TASK - Write out the full set of records below exactly.

━━━ INPUT FOR THIS TASK ━━━

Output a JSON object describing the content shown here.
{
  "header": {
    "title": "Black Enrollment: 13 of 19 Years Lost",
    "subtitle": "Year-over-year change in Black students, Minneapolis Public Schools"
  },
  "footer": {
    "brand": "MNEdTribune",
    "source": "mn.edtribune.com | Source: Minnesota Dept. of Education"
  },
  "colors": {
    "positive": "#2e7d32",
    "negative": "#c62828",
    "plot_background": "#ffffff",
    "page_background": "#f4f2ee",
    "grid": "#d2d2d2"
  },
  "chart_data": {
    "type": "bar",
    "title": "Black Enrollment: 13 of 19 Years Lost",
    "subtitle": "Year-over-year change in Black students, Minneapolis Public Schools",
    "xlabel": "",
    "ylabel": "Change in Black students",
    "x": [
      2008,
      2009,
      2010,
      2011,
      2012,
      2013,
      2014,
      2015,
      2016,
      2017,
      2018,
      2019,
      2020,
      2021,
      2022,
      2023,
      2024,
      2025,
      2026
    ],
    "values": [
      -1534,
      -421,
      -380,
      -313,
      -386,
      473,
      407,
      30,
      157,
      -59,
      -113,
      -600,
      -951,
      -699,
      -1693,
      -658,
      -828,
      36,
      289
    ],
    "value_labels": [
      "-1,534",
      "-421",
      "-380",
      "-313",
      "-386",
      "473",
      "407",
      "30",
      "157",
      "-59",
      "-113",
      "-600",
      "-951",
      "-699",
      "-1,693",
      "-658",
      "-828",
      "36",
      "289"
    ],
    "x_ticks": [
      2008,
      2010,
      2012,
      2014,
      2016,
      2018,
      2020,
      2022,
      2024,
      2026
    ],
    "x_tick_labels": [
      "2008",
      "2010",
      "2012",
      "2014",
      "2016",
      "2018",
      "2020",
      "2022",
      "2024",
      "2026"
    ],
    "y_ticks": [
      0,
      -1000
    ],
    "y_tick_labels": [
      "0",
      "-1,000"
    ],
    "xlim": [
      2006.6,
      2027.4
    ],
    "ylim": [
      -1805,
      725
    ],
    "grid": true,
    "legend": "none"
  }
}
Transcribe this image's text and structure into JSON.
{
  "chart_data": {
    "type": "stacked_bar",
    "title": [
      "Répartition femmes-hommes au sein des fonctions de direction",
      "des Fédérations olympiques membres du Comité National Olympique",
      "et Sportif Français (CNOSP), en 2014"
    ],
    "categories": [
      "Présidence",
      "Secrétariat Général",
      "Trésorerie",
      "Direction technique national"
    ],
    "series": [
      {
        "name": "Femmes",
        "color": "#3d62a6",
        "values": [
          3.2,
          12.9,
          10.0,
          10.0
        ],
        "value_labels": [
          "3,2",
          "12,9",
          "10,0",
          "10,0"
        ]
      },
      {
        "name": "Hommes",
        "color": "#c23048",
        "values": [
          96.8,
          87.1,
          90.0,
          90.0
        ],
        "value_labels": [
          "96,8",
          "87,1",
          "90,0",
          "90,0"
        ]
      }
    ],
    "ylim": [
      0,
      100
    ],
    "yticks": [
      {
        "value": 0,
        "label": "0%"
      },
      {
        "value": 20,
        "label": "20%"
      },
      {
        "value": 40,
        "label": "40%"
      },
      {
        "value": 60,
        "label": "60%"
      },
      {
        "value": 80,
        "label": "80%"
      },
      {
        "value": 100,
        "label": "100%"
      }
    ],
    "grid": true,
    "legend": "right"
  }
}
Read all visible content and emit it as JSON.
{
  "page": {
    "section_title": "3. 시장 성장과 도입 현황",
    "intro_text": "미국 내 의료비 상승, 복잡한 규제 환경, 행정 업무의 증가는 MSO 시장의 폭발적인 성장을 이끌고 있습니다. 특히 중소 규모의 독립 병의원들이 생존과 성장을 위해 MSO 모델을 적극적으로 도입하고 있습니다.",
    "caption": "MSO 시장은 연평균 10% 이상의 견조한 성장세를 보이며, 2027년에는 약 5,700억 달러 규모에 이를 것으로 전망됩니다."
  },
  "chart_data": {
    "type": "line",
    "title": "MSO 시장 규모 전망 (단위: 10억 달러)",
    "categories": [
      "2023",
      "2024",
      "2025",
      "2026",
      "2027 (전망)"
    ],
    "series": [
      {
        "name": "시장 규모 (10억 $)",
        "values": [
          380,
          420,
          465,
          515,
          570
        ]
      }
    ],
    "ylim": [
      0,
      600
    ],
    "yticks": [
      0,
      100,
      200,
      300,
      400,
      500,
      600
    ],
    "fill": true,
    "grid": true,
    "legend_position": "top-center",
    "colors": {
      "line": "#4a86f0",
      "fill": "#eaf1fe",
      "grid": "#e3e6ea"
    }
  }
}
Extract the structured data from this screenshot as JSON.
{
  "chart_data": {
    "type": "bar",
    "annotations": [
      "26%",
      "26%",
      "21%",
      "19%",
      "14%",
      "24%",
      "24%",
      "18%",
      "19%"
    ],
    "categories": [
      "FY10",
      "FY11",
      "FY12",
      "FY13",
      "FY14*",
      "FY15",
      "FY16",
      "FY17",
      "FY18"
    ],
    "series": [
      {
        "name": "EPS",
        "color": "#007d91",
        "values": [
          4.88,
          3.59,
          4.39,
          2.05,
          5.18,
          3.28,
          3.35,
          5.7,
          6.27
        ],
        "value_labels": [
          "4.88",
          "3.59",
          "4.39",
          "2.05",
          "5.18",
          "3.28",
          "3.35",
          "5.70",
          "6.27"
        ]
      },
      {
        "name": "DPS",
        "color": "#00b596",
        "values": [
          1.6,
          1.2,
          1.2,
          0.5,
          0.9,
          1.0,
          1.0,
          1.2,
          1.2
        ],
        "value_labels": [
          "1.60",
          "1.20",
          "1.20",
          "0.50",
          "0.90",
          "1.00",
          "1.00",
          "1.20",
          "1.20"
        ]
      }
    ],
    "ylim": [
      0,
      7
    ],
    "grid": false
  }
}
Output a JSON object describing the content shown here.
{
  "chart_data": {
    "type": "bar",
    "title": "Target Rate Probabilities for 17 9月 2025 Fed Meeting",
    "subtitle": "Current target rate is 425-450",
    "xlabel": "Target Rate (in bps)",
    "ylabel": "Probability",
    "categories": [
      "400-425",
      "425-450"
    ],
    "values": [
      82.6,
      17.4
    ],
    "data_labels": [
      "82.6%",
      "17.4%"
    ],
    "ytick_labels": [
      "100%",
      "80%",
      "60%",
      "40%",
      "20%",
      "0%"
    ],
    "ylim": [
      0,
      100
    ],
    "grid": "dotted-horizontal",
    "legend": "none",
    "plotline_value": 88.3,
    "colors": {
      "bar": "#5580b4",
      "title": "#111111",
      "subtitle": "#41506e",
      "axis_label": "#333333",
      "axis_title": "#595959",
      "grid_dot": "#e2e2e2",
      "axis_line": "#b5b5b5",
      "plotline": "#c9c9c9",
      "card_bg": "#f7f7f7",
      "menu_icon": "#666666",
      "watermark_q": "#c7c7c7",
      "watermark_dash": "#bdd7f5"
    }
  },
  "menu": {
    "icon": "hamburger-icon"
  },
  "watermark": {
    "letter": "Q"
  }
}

━━━

FULL RESPONSE -
Output a JSON object describing the content shown here.
{
  "header": {
    "title": "Black Enrollment: 13 of 19 Years Lost",
    "subtitle": "Year-over-year change in Black students, Minneapolis Public Schools"
  },
  "footer": {
    "brand": "MNEdTribune",
    "source": "mn.edtribune.com | Source: Minnesota Dept. of Education"
  },
  "colors": {
    "positive": "#2e7d32",
    "negative": "#c62828",
    "plot_background": "#ffffff",
    "page_background": "#f4f2ee",
    "grid": "#d2d2d2"
  },
  "chart_data": {
    "type": "bar",
    "title": "Black Enrollment: 13 of 19 Years Lost",
    "subtitle": "Year-over-year change in Black students, Minneapolis Public Schools",
    "xlabel": "",
    "ylabel": "Change in Black students",
    "x": [
      2008,
      2009,
      2010,
      2011,
      2012,
      2013,
      2014,
      2015,
      2016,
      2017,
      2018,
      2019,
      2020,
      2021,
      2022,
      2023,
      2024,
      2025,
      2026
    ],
    "values": [
      -1534,
      -421,
      -380,
      -313,
      -386,
      473,
      407,
      30,
      157,
      -59,
      -113,
      -600,
      -951,
      -699,
      -1693,
      -658,
      -828,
      36,
      289
    ],
    "value_labels": [
      "-1,534",
      "-421",
      "-380",
      "-313",
      "-386",
      "473",
      "407",
      "30",
      "157",
      "-59",
      "-113",
      "-600",
      "-951",
      "-699",
      "-1,693",
      "-658",
      "-828",
      "36",
      "289"
    ],
    "x_ticks": [
      2008,
      2010,
      2012,
      2014,
      2016,
      2018,
      2020,
      2022,
      2024,
      2026
    ],
    "x_tick_labels": [
      "2008",
      "2010",
      "2012",
      "2014",
      "2016",
      "2018",
      "2020",
      "2022",
      "2024",
      "2026"
    ],
    "y_ticks": [
      0,
      -1000
    ],
    "y_tick_labels": [
      "0",
      "-1,000"
    ],
    "xlim": [
      2006.6,
      2027.4
    ],
    "ylim": [
      -1805,
      725
    ],
    "grid": true,
    "legend": "none"
  }
}
Transcribe this image's text and structure into JSON.
{
  "chart_data": {
    "type": "stacked_bar",
    "title": [
      "Répartition femmes-hommes au sein des fonctions de direction",
      "des Fédérations olympiques membres du Comité National Olympique",
      "et Sportif Français (CNOSP), en 2014"
    ],
    "categories": [
      "Présidence",
      "Secrétariat Général",
      "Trésorerie",
      "Direction technique national"
    ],
    "series": [
      {
        "name": "Femmes",
        "color": "#3d62a6",
        "values": [
          3.2,
          12.9,
          10.0,
          10.0
        ],
        "value_labels": [
          "3,2",
          "12,9",
          "10,0",
          "10,0"
        ]
      },
      {
        "name": "Hommes",
        "color": "#c23048",
        "values": [
          96.8,
          87.1,
          90.0,
          90.0
        ],
        "value_labels": [
          "96,8",
          "87,1",
          "90,0",
          "90,0"
        ]
      }
    ],
    "ylim": [
      0,
      100
    ],
    "yticks": [
      {
        "value": 0,
        "label": "0%"
      },
      {
        "value": 20,
        "label": "20%"
      },
      {
        "value": 40,
        "label": "40%"
      },
      {
        "value": 60,
        "label": "60%"
      },
      {
        "value": 80,
        "label": "80%"
      },
      {
        "value": 100,
        "label": "100%"
      }
    ],
    "grid": true,
    "legend": "right"
  }
}
Read all visible content and emit it as JSON.
{
  "page": {
    "section_title": "3. 시장 성장과 도입 현황",
    "intro_text": "미국 내 의료비 상승, 복잡한 규제 환경, 행정 업무의 증가는 MSO 시장의 폭발적인 성장을 이끌고 있습니다. 특히 중소 규모의 독립 병의원들이 생존과 성장을 위해 MSO 모델을 적극적으로 도입하고 있습니다.",
    "caption": "MSO 시장은 연평균 10% 이상의 견조한 성장세를 보이며, 2027년에는 약 5,700억 달러 규모에 이를 것으로 전망됩니다."
  },
  "chart_data": {
    "type": "line",
    "title": "MSO 시장 규모 전망 (단위: 10억 달러)",
    "categories": [
      "2023",
      "2024",
      "2025",
      "2026",
      "2027 (전망)"
    ],
    "series": [
      {
        "name": "시장 규모 (10억 $)",
        "values": [
          380,
          420,
          465,
          515,
          570
        ]
      }
    ],
    "ylim": [
      0,
      600
    ],
    "yticks": [
      0,
      100,
      200,
      300,
      400,
      500,
      600
    ],
    "fill": true,
    "grid": true,
    "legend_position": "top-center",
    "colors": {
      "line": "#4a86f0",
      "fill": "#eaf1fe",
      "grid": "#e3e6ea"
    }
  }
}
Extract the structured data from this screenshot as JSON.
{
  "chart_data": {
    "type": "bar",
    "annotations": [
      "26%",
      "26%",
      "21%",
      "19%",
      "14%",
      "24%",
      "24%",
      "18%",
      "19%"
    ],
    "categories": [
      "FY10",
      "FY11",
      "FY12",
      "FY13",
      "FY14*",
      "FY15",
      "FY16",
      "FY17",
      "FY18"
    ],
    "series": [
      {
        "name": "EPS",
        "color": "#007d91",
        "values": [
          4.88,
          3.59,
          4.39,
          2.05,
          5.18,
          3.28,
          3.35,
          5.7,
          6.27
        ],
        "value_labels": [
          "4.88",
          "3.59",
          "4.39",
          "2.05",
          "5.18",
          "3.28",
          "3.35",
          "5.70",
          "6.27"
        ]
      },
      {
        "name": "DPS",
        "color": "#00b596",
        "values": [
          1.6,
          1.2,
          1.2,
          0.5,
          0.9,
          1.0,
          1.0,
          1.2,
          1.2
        ],
        "value_labels": [
          "1.60",
          "1.20",
          "1.20",
          "0.50",
          "0.90",
          "1.00",
          "1.00",
          "1.20",
          "1.20"
        ]
      }
    ],
    "ylim": [
      0,
      7
    ],
    "grid": false
  }
}
Output a JSON object describing the content shown here.
{
  "chart_data": {
    "type": "bar",
    "title": "Target Rate Probabilities for 17 9月 2025 Fed Meeting",
    "subtitle": "Current target rate is 425-450",
    "xlabel": "Target Rate (in bps)",
    "ylabel": "Probability",
    "categories": [
      "400-425",
      "425-450"
    ],
    "values": [
      82.6,
      17.4
    ],
    "data_labels": [
      "82.6%",
      "17.4%"
    ],
    "ytick_labels": [
      "100%",
      "80%",
      "60%",
      "40%",
      "20%",
      "0%"
    ],
    "ylim": [
      0,
      100
    ],
    "grid": "dotted-horizontal",
    "legend": "none",
    "plotline_value": 88.3,
    "colors": {
      "bar": "#5580b4",
      "title": "#111111",
      "subtitle": "#41506e",
      "axis_label": "#333333",
      "axis_title": "#595959",
      "grid_dot": "#e2e2e2",
      "axis_line": "#b5b5b5",
      "plotline": "#c9c9c9",
      "card_bg": "#f7f7f7",
      "menu_icon": "#666666",
      "watermark_q": "#c7c7c7",
      "watermark_dash": "#bdd7f5"
    }
  },
  "menu": {
    "icon": "hamburger-icon"
  },
  "watermark": {
    "letter": "Q"
  }
}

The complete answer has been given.